begin Dataset rows

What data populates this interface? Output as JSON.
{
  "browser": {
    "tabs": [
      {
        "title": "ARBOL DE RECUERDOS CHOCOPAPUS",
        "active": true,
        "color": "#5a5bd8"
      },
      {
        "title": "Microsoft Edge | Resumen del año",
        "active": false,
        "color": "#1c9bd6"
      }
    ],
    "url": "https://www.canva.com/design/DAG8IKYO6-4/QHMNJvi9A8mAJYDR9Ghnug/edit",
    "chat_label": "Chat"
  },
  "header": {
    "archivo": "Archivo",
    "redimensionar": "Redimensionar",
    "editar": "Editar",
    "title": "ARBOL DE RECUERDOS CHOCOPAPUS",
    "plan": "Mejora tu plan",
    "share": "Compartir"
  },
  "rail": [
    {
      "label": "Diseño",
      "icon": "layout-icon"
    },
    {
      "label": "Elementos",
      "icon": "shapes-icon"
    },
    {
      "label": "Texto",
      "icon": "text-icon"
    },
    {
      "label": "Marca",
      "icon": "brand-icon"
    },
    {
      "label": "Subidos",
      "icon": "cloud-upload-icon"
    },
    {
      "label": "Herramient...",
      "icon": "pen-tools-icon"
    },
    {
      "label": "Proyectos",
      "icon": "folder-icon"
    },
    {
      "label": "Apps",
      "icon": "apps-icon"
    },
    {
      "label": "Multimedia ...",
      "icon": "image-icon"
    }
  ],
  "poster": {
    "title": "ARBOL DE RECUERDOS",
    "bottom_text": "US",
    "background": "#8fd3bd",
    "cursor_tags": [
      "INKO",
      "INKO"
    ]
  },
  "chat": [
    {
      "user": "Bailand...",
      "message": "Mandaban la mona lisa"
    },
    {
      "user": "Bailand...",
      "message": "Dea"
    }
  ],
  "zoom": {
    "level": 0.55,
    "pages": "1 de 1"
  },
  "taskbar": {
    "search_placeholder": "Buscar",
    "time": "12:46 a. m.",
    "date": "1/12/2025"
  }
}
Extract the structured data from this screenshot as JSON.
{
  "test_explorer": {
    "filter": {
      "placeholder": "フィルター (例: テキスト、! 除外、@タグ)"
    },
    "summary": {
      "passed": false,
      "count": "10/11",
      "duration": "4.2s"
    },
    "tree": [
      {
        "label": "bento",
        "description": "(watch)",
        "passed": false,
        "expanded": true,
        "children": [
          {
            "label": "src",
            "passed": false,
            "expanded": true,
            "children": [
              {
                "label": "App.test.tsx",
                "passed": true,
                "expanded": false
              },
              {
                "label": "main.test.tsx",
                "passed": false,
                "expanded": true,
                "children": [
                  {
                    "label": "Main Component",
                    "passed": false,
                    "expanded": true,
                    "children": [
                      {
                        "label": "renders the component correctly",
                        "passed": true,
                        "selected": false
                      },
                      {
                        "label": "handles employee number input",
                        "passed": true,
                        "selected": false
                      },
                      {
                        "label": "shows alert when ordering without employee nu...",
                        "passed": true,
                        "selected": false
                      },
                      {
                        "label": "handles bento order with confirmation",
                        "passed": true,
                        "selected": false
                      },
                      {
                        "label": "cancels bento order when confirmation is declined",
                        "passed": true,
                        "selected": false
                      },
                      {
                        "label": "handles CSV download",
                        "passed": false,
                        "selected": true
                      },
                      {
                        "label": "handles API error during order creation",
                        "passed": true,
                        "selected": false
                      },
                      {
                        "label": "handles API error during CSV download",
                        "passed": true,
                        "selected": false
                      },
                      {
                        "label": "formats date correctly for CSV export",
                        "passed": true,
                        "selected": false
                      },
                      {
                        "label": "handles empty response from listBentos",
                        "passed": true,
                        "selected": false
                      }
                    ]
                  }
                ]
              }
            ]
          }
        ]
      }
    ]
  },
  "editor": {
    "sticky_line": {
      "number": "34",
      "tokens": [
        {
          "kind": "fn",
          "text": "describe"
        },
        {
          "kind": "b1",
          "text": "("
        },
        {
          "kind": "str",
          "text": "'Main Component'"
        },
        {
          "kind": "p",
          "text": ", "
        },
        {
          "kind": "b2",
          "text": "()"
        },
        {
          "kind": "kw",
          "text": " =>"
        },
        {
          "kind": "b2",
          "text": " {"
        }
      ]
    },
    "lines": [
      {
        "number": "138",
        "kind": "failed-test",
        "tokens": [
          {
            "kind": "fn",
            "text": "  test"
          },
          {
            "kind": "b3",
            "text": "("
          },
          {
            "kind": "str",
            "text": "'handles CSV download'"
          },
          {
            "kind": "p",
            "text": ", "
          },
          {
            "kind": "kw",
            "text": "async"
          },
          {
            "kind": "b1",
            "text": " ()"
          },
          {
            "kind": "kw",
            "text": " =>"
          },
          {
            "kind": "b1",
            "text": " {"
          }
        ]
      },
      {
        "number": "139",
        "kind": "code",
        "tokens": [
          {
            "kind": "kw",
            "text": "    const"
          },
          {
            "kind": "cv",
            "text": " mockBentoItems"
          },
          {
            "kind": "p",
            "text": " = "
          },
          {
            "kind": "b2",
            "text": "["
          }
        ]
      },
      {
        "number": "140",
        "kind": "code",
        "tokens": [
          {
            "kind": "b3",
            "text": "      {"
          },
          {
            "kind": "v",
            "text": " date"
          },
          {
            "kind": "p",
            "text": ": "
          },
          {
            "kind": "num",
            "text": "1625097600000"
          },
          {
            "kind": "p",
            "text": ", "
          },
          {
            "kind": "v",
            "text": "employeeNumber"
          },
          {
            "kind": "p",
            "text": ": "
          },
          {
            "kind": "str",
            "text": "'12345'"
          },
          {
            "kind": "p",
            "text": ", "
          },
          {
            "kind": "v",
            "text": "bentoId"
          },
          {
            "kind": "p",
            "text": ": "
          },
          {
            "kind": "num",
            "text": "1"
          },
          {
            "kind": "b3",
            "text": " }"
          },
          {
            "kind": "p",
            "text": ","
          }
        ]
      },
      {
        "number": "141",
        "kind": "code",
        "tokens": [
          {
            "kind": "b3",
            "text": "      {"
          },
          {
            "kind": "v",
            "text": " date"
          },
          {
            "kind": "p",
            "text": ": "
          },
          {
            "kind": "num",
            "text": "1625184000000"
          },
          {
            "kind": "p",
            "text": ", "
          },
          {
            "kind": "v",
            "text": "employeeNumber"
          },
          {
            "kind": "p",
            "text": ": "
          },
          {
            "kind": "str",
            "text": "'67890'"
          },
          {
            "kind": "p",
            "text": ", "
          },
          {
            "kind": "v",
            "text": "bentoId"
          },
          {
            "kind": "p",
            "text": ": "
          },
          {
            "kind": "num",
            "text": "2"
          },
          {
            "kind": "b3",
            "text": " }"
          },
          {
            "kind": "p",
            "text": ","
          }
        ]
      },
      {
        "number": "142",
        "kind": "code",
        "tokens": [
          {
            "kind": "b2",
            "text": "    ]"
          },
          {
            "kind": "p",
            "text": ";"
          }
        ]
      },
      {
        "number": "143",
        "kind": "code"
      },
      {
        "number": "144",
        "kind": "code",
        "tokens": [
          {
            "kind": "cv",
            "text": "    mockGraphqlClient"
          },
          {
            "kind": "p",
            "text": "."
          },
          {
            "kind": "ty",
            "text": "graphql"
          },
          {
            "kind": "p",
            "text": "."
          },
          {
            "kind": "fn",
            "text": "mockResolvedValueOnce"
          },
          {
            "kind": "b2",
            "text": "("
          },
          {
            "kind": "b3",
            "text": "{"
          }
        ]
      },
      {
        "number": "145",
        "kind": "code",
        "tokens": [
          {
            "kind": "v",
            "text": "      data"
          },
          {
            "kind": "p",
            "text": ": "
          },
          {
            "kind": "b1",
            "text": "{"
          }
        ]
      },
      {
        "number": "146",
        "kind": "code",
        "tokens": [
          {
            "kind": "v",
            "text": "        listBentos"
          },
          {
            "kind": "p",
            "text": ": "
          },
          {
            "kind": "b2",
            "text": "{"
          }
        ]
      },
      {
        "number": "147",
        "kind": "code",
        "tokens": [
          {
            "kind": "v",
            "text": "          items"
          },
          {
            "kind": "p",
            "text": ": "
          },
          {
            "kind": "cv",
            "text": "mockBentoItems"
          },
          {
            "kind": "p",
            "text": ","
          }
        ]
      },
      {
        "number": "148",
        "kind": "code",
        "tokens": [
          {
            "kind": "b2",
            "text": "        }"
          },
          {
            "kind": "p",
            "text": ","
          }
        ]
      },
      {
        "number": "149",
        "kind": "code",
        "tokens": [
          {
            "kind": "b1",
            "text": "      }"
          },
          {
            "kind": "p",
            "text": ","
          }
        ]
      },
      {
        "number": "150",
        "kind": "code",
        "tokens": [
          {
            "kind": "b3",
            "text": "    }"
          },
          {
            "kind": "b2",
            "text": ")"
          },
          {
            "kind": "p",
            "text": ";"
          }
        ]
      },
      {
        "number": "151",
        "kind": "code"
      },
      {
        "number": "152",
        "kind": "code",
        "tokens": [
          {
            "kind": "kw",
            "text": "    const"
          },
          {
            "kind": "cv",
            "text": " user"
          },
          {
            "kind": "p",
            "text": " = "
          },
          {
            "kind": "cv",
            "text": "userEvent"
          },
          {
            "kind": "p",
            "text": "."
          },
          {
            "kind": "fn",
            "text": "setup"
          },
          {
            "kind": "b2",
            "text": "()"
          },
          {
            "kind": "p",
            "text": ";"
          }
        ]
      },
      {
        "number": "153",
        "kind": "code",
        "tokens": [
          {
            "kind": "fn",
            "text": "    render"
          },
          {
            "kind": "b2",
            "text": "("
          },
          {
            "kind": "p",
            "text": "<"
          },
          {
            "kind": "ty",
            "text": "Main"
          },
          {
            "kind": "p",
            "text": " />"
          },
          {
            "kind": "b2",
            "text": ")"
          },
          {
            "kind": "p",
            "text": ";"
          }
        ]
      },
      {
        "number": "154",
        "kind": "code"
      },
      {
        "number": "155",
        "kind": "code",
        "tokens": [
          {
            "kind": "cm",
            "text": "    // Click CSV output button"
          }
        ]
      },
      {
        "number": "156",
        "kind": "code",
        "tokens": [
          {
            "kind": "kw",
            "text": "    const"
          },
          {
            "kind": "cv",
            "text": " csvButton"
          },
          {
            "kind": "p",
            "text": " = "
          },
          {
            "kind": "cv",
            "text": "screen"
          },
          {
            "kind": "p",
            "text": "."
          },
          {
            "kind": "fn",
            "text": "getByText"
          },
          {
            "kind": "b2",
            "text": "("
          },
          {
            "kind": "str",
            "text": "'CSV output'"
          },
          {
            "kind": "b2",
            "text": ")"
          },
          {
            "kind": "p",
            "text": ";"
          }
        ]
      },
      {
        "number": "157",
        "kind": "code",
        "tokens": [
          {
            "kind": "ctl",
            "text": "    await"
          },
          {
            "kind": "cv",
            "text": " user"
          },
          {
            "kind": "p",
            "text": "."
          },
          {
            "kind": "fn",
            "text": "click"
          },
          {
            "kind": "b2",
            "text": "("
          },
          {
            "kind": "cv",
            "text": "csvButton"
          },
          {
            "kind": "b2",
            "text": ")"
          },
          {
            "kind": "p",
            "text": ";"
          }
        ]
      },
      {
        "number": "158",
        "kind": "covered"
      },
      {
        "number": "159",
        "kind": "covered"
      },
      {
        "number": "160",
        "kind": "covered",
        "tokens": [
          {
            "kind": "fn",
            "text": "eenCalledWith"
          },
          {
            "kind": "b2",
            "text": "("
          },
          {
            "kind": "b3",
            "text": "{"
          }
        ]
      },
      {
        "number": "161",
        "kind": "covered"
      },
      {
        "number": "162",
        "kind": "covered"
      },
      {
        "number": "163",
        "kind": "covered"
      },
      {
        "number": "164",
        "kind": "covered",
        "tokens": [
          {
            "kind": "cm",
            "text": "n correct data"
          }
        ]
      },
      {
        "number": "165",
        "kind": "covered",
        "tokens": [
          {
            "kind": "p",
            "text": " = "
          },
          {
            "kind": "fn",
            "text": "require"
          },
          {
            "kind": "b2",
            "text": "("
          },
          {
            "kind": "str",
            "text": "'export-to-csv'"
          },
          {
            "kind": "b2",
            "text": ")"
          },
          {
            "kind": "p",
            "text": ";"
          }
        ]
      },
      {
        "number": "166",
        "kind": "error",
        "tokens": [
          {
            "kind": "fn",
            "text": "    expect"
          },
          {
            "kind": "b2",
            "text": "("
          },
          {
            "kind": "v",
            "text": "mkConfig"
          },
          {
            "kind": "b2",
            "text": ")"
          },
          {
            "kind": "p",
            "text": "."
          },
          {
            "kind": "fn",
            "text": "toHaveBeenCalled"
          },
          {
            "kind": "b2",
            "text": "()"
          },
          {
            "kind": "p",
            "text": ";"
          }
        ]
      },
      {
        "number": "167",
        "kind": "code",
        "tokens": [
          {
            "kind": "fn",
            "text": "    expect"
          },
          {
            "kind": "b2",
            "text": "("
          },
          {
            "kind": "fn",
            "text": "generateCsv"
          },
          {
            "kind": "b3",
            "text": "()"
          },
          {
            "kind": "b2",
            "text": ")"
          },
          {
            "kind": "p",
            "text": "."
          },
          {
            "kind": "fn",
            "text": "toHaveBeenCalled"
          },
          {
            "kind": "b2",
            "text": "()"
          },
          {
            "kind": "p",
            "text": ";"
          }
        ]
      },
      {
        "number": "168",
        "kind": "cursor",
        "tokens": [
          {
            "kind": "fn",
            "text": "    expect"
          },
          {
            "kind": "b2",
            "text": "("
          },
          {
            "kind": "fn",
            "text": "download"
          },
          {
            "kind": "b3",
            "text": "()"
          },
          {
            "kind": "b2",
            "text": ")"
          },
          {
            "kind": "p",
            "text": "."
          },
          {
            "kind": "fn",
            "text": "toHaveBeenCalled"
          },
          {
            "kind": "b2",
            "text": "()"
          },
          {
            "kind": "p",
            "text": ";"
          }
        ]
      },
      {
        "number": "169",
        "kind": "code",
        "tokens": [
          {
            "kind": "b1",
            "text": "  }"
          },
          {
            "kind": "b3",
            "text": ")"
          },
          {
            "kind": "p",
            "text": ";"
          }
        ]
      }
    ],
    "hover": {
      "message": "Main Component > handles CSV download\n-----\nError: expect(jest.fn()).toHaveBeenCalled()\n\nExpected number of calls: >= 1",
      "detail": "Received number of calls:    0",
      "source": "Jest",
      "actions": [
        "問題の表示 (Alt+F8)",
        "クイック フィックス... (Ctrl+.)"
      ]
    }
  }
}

end Dataset rows

• [Your objective]: Show, from the material above, each line that includes the string "RECUERDOS".

• [Answer below]:
        "title": "ARBOL DE RECUERDOS CHOCOPAPUS",
    "title": "ARBOL DE RECUERDOS CHOCOPAPUS",
    "title": "ARBOL DE RECUERDOS",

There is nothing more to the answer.